(Dataset entries)
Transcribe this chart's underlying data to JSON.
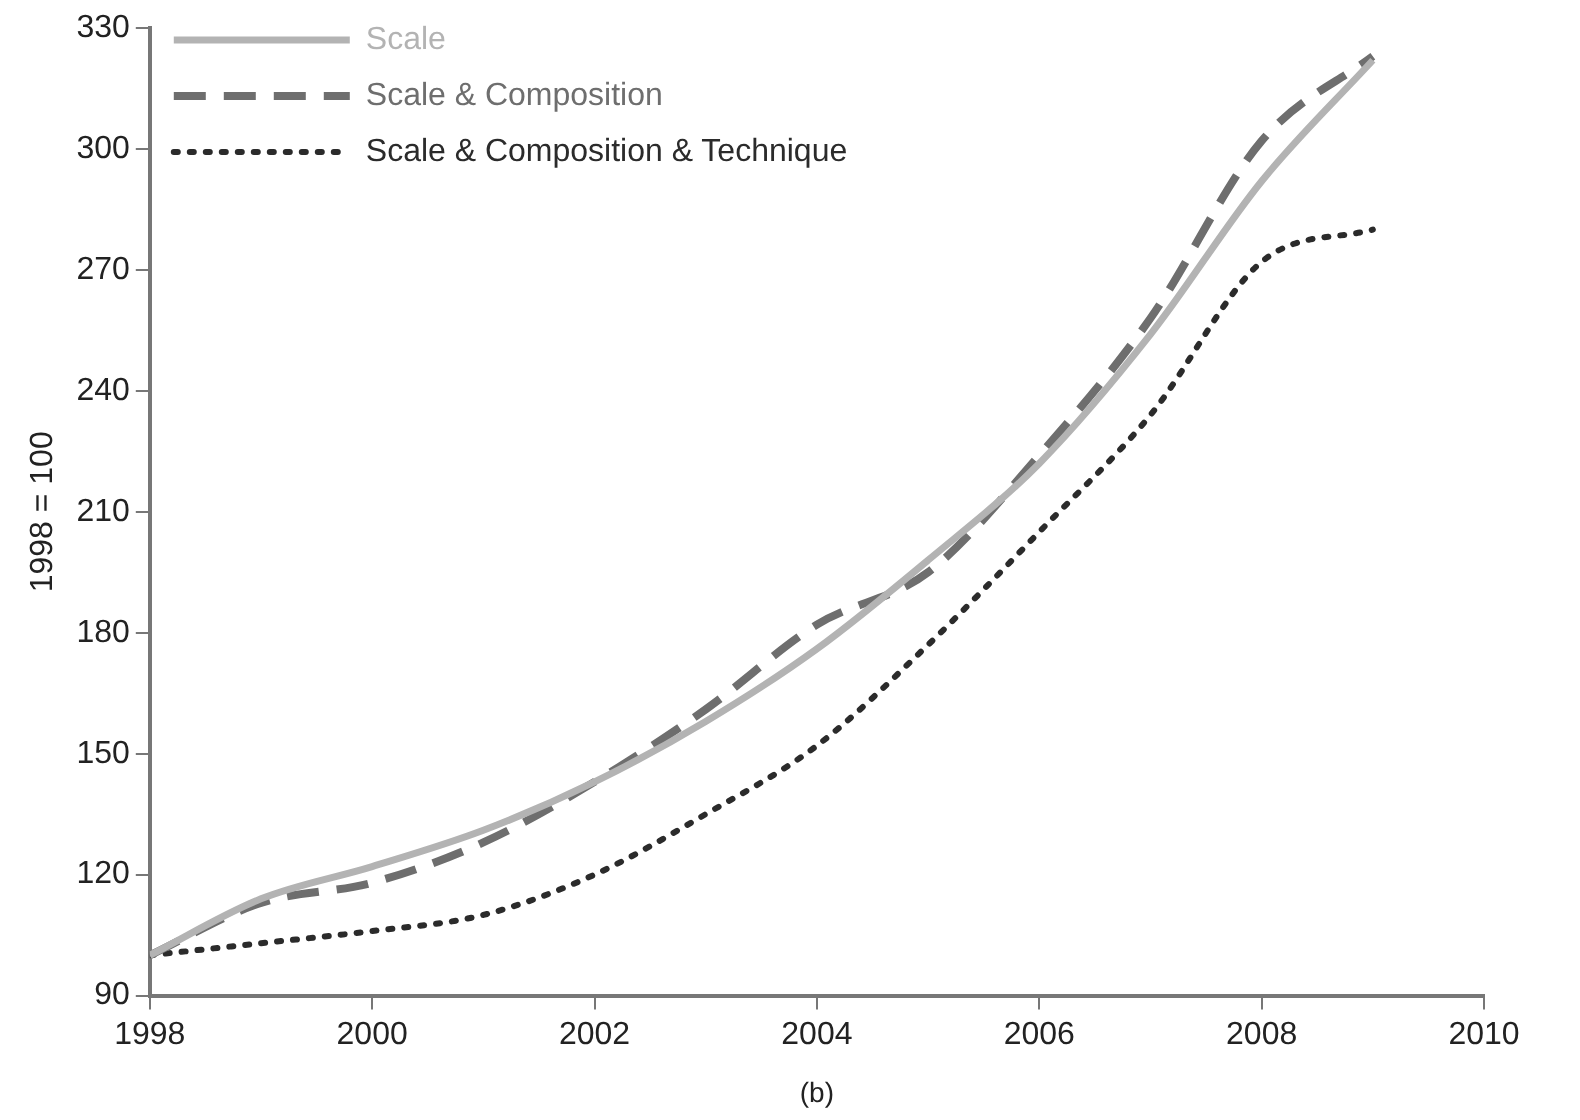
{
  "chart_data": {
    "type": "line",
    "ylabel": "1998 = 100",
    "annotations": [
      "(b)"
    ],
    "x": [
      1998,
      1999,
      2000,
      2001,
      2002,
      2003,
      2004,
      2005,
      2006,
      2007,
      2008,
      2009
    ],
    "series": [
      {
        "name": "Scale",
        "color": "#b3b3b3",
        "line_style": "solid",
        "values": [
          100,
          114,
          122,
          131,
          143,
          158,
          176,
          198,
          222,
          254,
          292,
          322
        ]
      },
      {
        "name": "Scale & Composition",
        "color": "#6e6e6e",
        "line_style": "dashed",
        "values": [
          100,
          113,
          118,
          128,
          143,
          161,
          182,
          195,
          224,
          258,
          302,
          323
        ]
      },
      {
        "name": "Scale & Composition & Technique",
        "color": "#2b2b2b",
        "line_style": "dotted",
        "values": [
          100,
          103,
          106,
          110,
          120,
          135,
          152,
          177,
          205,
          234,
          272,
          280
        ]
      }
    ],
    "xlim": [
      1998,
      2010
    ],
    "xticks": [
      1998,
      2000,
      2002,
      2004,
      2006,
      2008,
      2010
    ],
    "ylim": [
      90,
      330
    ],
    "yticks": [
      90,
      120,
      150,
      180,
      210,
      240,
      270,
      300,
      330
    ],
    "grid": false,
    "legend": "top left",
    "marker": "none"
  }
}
...
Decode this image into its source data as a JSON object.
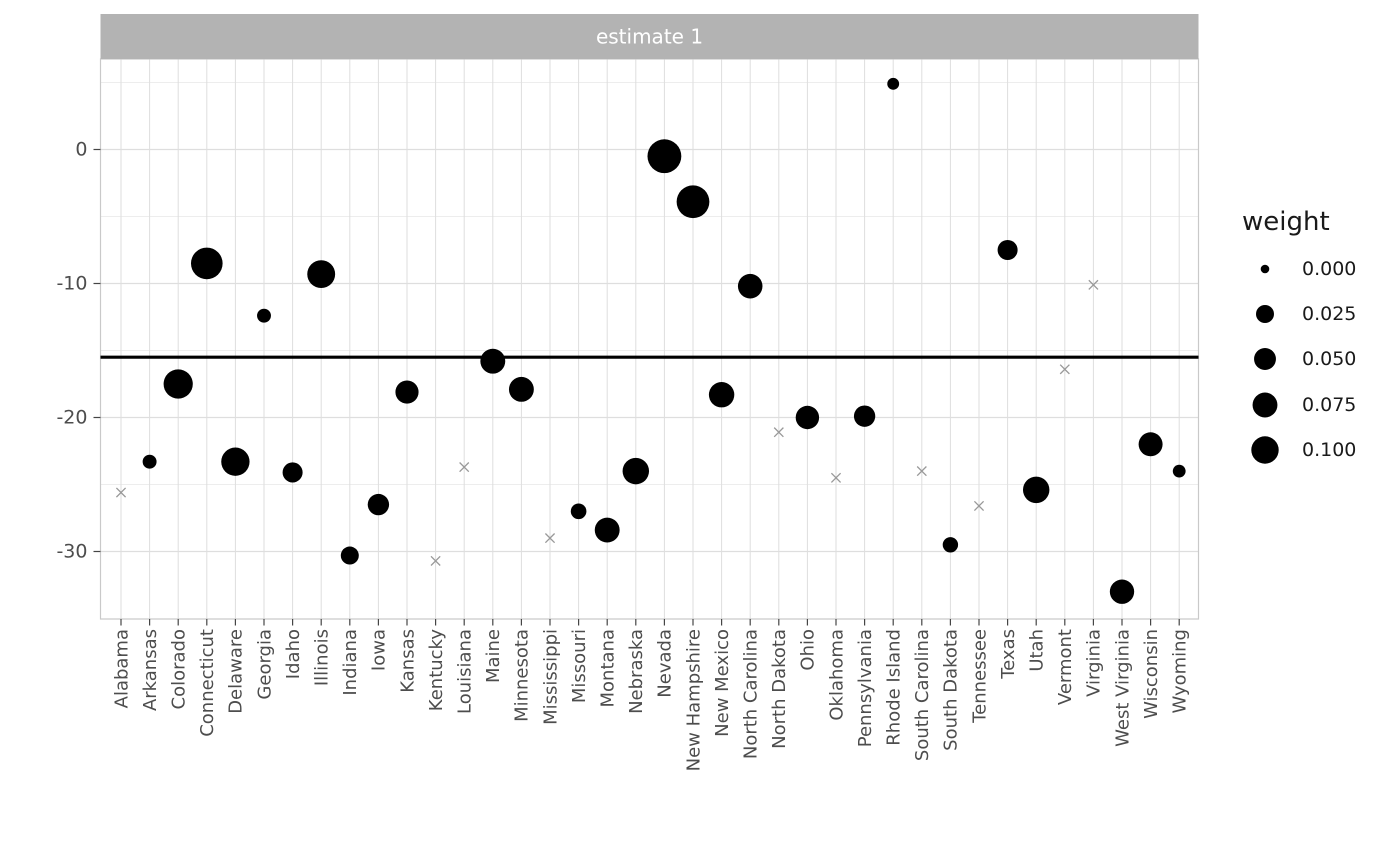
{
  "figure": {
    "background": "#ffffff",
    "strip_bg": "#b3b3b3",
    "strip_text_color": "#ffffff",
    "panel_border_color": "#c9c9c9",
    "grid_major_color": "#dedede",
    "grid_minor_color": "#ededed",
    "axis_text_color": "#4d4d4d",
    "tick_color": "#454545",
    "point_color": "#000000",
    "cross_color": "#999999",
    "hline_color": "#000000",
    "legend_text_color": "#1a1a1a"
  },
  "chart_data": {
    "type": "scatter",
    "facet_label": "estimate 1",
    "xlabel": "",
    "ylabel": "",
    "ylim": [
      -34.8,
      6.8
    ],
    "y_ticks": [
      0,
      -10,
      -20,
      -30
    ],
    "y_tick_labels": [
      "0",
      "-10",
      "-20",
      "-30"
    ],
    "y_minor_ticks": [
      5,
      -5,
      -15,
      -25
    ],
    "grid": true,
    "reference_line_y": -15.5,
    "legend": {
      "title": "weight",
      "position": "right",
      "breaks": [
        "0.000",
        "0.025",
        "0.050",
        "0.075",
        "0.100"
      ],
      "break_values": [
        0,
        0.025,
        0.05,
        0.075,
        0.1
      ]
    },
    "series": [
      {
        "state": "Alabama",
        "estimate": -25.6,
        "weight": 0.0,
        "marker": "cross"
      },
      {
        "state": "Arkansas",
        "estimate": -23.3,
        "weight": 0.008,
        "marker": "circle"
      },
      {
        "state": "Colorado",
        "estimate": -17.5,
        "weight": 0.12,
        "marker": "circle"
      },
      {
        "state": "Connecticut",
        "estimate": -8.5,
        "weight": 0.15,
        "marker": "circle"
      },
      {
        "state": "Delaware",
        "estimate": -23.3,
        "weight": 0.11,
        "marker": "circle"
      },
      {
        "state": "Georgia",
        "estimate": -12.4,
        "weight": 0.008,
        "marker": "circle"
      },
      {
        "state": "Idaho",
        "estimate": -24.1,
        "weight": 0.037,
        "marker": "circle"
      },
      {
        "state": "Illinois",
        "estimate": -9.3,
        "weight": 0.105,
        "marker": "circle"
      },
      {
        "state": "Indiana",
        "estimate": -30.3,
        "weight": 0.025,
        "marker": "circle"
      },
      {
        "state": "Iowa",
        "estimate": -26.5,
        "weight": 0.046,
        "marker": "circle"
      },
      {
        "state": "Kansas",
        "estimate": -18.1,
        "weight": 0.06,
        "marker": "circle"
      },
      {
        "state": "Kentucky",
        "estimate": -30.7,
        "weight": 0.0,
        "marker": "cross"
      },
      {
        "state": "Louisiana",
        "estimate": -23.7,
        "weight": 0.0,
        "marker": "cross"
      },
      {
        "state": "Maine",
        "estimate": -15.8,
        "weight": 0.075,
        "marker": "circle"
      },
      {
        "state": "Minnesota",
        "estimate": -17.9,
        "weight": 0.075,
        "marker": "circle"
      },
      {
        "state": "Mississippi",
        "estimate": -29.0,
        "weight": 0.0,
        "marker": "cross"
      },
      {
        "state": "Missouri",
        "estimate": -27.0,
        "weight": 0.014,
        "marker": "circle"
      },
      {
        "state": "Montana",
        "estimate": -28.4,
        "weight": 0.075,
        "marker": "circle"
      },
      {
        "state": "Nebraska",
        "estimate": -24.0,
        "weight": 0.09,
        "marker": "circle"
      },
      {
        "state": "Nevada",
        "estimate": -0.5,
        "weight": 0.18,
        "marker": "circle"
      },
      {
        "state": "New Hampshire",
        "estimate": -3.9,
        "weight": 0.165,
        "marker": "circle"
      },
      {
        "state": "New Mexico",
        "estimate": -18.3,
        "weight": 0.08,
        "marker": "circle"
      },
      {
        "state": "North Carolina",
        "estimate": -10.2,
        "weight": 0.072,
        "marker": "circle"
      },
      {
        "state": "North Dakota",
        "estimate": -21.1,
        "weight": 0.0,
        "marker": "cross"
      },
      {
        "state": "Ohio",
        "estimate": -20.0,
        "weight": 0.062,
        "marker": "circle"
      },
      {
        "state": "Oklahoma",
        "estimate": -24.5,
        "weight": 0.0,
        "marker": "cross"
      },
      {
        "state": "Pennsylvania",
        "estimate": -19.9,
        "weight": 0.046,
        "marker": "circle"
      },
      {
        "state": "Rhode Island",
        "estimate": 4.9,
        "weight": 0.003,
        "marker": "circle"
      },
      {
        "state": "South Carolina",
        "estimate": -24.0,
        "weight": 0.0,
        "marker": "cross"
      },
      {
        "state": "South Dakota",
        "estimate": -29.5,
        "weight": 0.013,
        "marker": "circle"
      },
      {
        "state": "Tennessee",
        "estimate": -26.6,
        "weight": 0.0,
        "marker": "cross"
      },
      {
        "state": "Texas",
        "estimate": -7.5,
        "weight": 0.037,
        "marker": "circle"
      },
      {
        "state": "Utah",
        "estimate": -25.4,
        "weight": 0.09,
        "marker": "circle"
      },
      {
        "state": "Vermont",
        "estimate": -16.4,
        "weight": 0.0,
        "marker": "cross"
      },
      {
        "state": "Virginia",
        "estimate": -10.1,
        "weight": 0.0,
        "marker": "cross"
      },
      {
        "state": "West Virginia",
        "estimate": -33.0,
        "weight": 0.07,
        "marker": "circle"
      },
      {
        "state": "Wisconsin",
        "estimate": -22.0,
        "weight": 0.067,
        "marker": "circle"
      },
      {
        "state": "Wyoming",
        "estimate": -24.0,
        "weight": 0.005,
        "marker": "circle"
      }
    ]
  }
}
* * *
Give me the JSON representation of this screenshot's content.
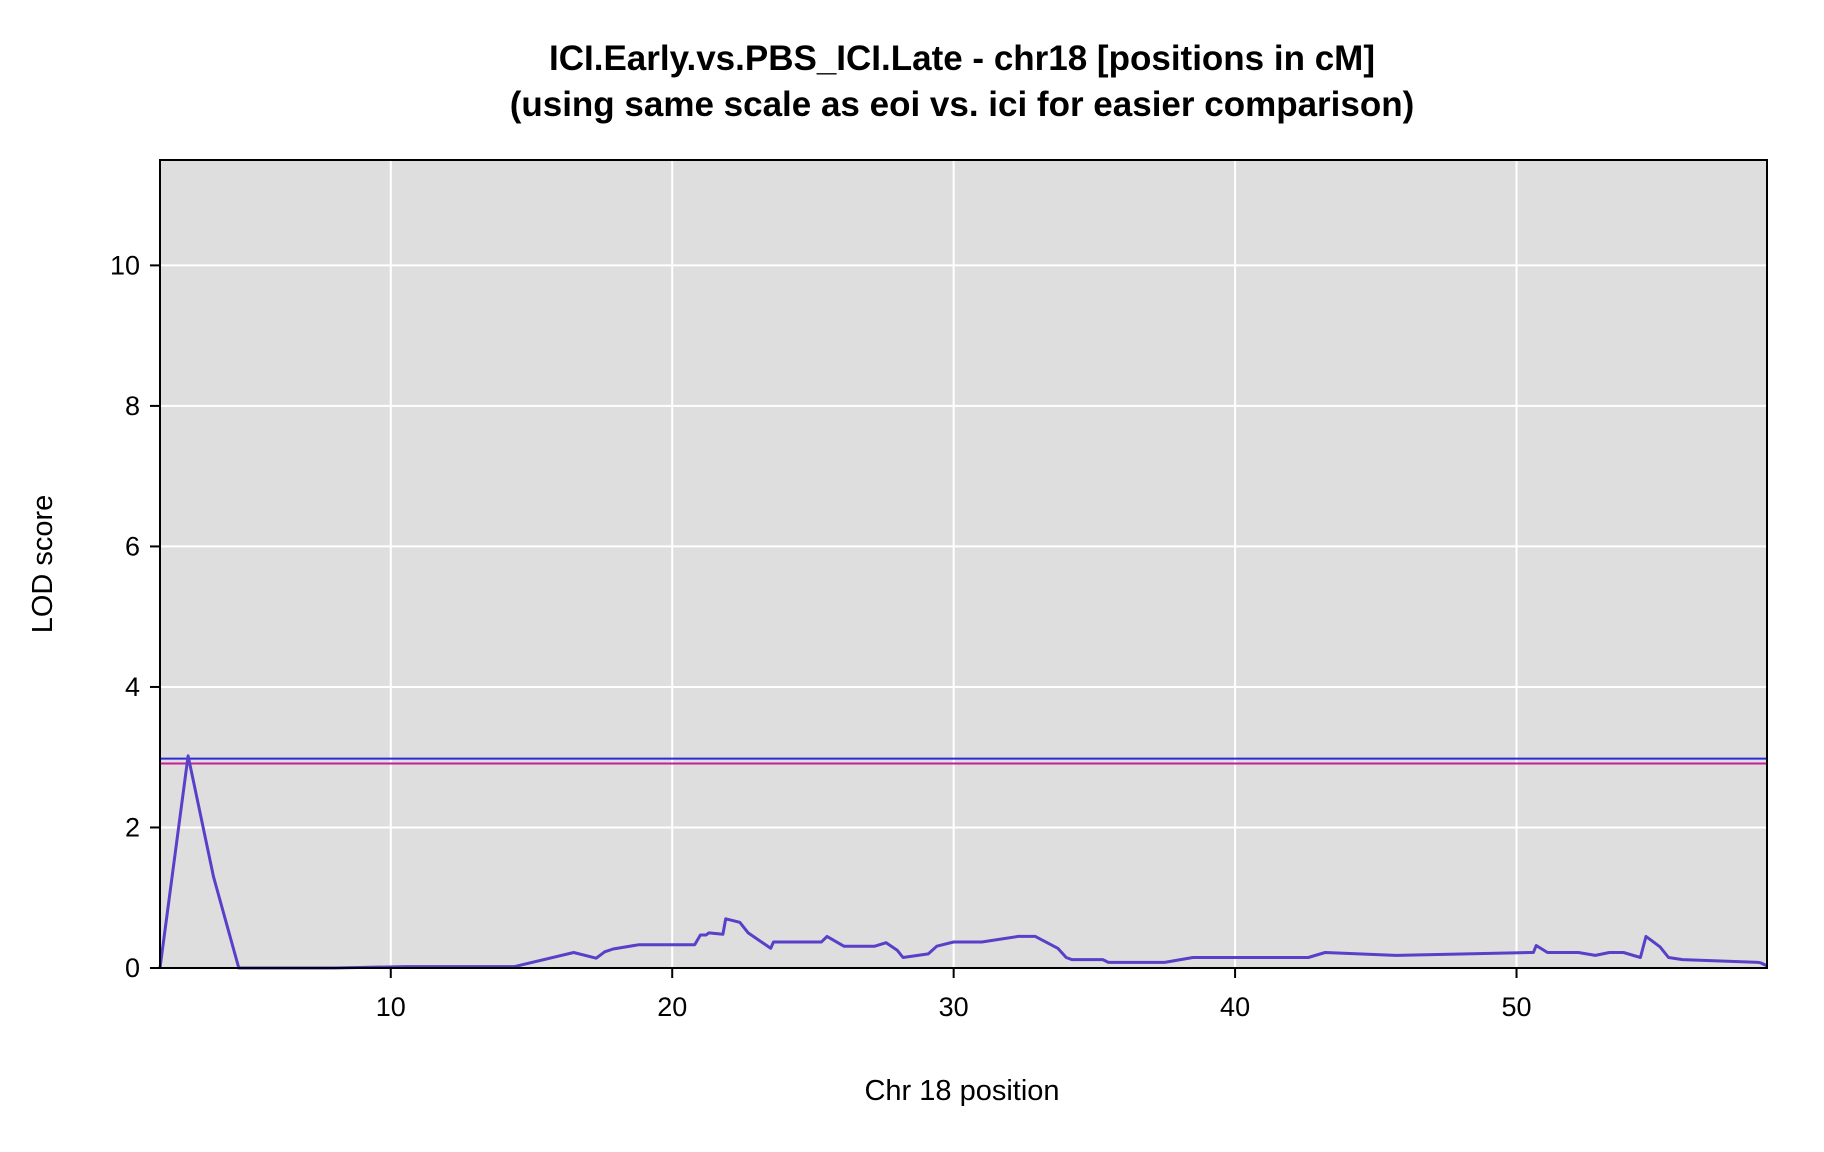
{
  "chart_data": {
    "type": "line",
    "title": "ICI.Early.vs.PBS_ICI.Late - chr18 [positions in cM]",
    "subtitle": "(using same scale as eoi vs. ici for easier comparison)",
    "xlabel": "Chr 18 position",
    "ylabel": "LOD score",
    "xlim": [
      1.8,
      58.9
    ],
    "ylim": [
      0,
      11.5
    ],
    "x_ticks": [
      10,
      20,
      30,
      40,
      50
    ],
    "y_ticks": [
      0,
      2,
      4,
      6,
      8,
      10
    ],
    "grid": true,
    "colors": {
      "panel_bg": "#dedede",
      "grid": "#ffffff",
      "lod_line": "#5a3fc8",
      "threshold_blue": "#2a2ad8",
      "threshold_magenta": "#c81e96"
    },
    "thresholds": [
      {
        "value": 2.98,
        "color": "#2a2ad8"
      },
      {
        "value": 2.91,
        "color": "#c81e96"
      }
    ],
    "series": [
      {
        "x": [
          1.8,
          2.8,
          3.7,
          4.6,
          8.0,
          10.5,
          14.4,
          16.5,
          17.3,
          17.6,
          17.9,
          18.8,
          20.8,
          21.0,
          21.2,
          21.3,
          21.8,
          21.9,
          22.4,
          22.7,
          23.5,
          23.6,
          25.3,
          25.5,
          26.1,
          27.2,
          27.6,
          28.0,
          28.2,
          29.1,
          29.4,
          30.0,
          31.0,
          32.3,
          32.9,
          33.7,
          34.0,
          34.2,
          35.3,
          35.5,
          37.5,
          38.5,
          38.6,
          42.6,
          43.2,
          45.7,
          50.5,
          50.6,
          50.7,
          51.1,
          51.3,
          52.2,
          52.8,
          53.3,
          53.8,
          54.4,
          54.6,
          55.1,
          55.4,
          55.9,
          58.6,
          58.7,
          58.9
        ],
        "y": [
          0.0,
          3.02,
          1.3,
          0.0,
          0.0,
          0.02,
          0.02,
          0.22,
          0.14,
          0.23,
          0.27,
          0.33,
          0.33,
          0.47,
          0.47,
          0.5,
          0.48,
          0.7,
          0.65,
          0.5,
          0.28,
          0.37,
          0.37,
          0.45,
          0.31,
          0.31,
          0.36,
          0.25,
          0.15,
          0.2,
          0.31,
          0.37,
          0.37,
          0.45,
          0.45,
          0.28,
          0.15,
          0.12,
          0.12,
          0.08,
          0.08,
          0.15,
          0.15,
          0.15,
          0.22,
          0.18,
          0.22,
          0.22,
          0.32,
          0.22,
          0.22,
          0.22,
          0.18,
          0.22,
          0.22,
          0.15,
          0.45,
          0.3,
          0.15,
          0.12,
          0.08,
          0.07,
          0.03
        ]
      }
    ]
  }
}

◆ **Work to complete**
Return every line in the listing that contains the word "this".

◆ **Exercise solution**
Transcribe this chart's underlying data to JSON.
Decode this image into its source data as a JSON object.
Give me the JSON representation of this screenshot's content.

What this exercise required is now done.